* begin SELECTED TEXT *
Thanks for your quick reply! Yes, that's exactly it--the VPN connection is already set up by following published university guidelines for doing so. But the connection does not work, returning error 678. The university's IT help desk says the most common reason for that is one's personal router, and the solution is to open port 1723 and set IP protocol 47 (GRE). I've already figured out that IP protocol 47 is already set by default in the router, but can't tell about port 1723. If the Linksys WRT54G router is by default set to allow VPN connections, then my problem must be in the firewall. I use PC Tools Firewall Plus. Windows firewall is disabled.


----------



## rhynes (Aug 14, 2006)

Go here: 
http://www.linksys.com/servlet/Sate...pagename=Linksys/Common/VisitorWrapper#widget
halfway down the page you'll find a link for the user guide, search the pdf for vpn and you'll find where to enable it.

Is the pc tools firewall off as well?


----------



## skinnywhiteboy (Jan 26, 2001)

robastewart said:


> Good grief. Please elaborate. All the posts I'm seeing in various forums suggest that setting port 1723 open in one's router is the thing to do, and I haven't figured out how to do that in my router. But here it is suggested to either open the port in my computer's firewall program, or to do nothing at all. So what's the next step?
> 
> Thanks!


Okay contrary to popular belief that little linksys router is NOT a firewall, although it does provide some security in that it comes defaulted with all the ports closed right out of the box. If you are receiving error 678 when trying to establish a VPN connection, there is a very high possibility that one of the following is true:

1.	A network cable is disconnected.
* end SELECTED TEXT *
Write the next part of the forum thread about VPN error 678, picking up right after its last line. The material after this has nothing to do with the work here.
* begin MATERIAL *
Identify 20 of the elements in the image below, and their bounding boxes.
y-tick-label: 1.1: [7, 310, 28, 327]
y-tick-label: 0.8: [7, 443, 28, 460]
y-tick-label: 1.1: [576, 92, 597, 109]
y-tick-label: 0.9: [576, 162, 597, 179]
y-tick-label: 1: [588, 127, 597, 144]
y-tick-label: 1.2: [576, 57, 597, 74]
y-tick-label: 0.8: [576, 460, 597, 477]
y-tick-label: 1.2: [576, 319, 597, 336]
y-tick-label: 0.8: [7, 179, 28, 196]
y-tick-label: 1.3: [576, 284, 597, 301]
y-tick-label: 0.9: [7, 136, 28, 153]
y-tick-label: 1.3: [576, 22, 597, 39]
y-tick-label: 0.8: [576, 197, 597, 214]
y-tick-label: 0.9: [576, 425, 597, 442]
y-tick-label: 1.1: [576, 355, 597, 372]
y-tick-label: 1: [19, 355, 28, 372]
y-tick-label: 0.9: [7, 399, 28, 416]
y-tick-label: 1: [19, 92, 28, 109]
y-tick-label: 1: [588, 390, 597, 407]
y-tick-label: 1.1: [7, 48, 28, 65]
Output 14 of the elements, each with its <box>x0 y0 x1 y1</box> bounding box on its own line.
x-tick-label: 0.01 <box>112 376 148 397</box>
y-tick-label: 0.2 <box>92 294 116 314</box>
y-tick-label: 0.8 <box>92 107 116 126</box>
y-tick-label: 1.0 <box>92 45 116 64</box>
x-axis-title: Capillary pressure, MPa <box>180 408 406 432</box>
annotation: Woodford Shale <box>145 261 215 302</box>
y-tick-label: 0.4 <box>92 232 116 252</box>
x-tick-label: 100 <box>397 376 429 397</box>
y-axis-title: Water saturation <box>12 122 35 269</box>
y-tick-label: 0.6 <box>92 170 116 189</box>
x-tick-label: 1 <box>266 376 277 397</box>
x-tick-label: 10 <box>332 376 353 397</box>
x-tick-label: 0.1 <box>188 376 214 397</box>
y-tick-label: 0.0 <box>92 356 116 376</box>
* end MATERIAL *
--- TASK OUTPUT ---
2.	The modem has been disabled.
3.	The modem drivers are corrupted.
4.	Spyware is running on the computer and is interfering with the connection.
5.	Winsock has to be repaired.
6.	Third-party firewall software is blocking the connection.

Given what you've said so far, are you sure there is no third party firewall installed on your computer? If so, try turning off the firewall and re-establish the connection. Also, what Operating System are you using? If you're using Windows Vista, that is what's wrong.


----------



## robastewart (Apr 5, 2006)

The replies are appreciated. Good stuff! But I've been all through the Linksys user documentation, including the user forums. By now I'm confident that the router is already set by default to permit VPN connections and that the problem is probably my computer's firewall. I haven't tried VPN with my firewall off, so will do that next. The modem, cables, and all that jazz are just fine.


----------



## rhynes (Aug 14, 2006)

When you turn the windows firewall off, make sure you do it through the services.msc snapin. Turning it off via the control panel isn't effective.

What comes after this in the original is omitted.